## begin
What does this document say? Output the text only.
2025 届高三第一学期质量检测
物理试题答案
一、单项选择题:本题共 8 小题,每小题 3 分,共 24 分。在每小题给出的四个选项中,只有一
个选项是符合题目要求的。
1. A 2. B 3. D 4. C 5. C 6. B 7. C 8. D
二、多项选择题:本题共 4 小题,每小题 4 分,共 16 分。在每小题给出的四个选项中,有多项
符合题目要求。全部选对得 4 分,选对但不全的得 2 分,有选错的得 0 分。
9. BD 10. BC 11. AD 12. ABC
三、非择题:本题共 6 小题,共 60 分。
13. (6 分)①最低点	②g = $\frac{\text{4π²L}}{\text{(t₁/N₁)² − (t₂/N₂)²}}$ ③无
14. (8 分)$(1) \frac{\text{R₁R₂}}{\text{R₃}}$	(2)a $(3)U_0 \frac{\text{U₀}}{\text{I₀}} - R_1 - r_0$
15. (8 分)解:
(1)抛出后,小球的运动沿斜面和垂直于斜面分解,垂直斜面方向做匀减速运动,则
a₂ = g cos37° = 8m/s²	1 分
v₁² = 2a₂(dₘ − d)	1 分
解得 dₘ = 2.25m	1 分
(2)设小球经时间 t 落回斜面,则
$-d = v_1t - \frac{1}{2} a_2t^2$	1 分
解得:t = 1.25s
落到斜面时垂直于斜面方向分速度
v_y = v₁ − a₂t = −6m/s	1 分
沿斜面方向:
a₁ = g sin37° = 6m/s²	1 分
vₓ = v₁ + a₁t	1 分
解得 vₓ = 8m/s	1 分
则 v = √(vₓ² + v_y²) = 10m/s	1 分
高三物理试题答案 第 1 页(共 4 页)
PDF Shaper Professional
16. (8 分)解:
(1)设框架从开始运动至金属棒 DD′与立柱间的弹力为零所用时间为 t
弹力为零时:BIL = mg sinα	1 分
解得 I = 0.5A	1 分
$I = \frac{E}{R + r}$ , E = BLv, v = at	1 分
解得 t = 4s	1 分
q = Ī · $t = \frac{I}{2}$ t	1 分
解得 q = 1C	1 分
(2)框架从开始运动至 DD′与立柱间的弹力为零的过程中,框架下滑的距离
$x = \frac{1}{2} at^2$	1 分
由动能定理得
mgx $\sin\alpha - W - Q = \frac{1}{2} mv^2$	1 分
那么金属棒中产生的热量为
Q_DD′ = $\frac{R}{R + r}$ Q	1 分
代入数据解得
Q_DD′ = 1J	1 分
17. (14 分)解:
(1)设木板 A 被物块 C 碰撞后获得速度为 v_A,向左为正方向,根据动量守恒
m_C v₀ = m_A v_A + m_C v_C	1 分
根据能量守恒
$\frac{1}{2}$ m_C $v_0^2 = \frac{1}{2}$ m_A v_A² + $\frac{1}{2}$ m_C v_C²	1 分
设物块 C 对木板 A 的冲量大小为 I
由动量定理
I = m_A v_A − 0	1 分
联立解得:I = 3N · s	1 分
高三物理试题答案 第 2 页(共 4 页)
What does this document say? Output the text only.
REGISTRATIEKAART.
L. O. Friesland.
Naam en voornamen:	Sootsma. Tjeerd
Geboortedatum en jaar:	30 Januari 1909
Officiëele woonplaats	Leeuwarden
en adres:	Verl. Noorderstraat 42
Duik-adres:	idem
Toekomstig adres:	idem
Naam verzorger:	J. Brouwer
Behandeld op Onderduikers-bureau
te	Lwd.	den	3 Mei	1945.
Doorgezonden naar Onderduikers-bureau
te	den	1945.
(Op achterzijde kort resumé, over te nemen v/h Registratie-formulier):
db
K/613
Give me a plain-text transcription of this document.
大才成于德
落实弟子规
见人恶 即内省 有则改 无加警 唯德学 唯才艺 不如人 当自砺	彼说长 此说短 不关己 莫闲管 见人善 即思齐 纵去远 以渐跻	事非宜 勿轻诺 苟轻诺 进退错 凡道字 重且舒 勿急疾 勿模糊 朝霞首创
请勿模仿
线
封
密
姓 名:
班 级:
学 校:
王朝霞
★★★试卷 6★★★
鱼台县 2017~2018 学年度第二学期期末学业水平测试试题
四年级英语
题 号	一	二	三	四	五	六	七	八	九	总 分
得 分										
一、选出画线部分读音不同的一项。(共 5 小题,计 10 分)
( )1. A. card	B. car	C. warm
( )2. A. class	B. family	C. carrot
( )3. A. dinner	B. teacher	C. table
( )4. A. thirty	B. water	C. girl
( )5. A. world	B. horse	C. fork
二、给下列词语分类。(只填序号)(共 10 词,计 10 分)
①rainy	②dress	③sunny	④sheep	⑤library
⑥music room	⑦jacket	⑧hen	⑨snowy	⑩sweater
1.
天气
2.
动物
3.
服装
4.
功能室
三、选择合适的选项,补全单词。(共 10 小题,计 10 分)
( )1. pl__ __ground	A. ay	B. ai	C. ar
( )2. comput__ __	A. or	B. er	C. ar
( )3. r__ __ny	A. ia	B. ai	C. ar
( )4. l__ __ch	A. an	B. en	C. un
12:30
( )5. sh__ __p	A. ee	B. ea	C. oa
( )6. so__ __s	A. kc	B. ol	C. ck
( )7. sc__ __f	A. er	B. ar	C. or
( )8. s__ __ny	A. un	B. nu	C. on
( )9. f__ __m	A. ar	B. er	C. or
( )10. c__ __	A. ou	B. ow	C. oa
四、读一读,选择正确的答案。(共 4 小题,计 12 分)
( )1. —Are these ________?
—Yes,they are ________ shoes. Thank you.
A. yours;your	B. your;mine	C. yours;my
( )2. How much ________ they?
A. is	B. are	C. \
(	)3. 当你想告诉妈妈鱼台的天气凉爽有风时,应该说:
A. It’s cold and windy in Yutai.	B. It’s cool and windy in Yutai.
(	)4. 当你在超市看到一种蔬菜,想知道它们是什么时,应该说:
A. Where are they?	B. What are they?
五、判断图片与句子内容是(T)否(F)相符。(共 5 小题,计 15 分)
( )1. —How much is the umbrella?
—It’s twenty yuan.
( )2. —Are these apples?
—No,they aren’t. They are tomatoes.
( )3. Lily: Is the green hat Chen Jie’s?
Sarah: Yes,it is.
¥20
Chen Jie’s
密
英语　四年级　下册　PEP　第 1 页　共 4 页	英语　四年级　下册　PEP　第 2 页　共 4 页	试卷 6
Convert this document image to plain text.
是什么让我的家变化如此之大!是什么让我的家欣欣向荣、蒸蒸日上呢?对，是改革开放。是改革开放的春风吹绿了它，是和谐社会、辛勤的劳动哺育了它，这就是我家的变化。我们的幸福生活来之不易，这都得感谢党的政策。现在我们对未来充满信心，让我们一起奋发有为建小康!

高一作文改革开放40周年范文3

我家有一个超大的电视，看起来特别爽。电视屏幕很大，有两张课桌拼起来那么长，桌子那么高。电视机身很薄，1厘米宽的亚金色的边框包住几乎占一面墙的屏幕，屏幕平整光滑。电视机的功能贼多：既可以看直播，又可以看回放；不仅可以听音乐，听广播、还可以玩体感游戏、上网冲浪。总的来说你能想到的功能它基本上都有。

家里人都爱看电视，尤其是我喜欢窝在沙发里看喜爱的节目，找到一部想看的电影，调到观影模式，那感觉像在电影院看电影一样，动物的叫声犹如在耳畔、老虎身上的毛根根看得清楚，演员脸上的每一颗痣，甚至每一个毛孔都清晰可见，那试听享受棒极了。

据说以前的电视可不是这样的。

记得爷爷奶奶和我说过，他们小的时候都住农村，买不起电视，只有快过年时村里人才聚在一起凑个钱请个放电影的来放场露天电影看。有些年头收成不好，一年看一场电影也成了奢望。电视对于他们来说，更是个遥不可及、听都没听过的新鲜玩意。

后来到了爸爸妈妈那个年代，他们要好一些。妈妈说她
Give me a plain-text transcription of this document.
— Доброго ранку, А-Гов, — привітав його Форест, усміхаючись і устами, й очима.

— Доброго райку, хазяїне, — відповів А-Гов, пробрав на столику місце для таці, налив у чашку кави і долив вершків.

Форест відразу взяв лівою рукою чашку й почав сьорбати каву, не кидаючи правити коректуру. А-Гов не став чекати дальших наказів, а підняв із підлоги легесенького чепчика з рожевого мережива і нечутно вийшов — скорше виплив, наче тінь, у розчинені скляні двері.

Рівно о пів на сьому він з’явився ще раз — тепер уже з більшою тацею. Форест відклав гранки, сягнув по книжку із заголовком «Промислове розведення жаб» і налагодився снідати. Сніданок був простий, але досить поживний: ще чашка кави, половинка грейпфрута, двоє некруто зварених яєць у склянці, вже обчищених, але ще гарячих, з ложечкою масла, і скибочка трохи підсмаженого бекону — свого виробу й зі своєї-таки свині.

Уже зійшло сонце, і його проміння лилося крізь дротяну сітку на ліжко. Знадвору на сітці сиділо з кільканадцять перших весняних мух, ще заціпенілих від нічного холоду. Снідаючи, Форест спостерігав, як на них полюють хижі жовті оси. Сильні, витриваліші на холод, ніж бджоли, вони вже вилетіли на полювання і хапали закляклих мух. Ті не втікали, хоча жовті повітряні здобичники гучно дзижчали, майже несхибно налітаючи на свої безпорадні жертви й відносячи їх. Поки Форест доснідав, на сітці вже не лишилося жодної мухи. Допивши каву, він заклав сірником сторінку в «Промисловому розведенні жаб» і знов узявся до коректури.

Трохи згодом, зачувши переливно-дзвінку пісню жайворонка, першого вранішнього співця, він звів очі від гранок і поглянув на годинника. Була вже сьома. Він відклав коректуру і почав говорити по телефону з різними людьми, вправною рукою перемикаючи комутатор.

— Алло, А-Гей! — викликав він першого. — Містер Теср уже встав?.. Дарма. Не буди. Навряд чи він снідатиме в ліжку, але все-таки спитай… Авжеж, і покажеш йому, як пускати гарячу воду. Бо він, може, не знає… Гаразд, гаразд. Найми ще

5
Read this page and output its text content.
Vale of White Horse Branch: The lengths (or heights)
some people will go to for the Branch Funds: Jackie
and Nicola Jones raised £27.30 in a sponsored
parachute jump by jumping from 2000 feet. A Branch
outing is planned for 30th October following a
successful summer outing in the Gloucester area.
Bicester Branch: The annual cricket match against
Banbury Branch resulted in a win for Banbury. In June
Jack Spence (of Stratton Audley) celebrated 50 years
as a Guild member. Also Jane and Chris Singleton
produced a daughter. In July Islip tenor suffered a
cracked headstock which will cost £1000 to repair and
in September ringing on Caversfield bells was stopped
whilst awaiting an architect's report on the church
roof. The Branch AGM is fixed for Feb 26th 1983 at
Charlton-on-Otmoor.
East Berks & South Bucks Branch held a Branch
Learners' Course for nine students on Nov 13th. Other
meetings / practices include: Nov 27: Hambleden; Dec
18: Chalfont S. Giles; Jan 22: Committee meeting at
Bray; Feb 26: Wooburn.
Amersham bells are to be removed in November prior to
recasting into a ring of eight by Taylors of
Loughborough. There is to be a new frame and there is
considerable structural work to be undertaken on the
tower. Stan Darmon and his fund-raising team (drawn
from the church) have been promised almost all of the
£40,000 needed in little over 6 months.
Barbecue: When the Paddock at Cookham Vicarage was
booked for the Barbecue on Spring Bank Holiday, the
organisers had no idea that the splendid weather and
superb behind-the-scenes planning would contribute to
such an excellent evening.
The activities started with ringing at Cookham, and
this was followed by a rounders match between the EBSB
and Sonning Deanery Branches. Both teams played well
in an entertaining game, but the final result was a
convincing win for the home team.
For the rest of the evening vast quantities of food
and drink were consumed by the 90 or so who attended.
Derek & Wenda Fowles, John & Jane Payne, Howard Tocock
## end
Instruction
Count the lines of the data that contain the string "match", and reply with that number alone.

Written reply
2